## EXERCISE GOAL
All of the material below is to be repeated exactly.

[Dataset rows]
============================================================
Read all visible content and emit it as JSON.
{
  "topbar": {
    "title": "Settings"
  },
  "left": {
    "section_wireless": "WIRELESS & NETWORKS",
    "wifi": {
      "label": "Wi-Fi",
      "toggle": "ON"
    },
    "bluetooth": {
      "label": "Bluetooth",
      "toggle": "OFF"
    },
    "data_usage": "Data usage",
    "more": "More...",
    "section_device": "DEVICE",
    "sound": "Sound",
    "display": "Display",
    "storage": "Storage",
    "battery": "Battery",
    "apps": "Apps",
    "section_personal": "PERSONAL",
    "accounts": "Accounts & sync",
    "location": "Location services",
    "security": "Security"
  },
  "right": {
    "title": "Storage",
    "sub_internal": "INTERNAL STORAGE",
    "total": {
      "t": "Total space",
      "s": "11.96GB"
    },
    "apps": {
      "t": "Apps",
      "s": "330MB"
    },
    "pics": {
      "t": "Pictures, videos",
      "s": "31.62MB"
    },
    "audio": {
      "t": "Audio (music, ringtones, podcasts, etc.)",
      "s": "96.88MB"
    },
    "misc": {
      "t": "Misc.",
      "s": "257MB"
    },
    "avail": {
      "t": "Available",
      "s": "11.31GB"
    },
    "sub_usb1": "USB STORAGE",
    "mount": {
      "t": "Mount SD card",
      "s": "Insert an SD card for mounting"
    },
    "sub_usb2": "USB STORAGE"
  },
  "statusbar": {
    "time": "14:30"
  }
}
============================================================
## ANSWER BELOW
Read all visible content and emit it as JSON.
{
  "topbar": {
    "title": "Settings"
  },
  "left": {
    "section_wireless": "WIRELESS & NETWORKS",
    "wifi": {
      "label": "Wi-Fi",
      "toggle": "ON"
    },
    "bluetooth": {
      "label": "Bluetooth",
      "toggle": "OFF"
    },
    "data_usage": "Data usage",
    "more": "More...",
    "section_device": "DEVICE",
    "sound": "Sound",
    "display": "Display",
    "storage": "Storage",
    "battery": "Battery",
    "apps": "Apps",
    "section_personal": "PERSONAL",
    "accounts": "Accounts & sync",
    "location": "Location services",
    "security": "Security"
  },
  "right": {
    "title": "Storage",
    "sub_internal": "INTERNAL STORAGE",
    "total": {
      "t": "Total space",
      "s": "11.96GB"
    },
    "apps": {
      "t": "Apps",
      "s": "330MB"
    },
    "pics": {
      "t": "Pictures, videos",
      "s": "31.62MB"
    },
    "audio": {
      "t": "Audio (music, ringtones, podcasts, etc.)",
      "s": "96.88MB"
    },
    "misc": {
      "t": "Misc.",
      "s": "257MB"
    },
    "avail": {
      "t": "Available",
      "s": "11.31GB"
    },
    "sub_usb1": "USB STORAGE",
    "mount": {
      "t": "Mount SD card",
      "s": "Insert an SD card for mounting"
    },
    "sub_usb2": "USB STORAGE"
  },
  "statusbar": {
    "time": "14:30"
  }
}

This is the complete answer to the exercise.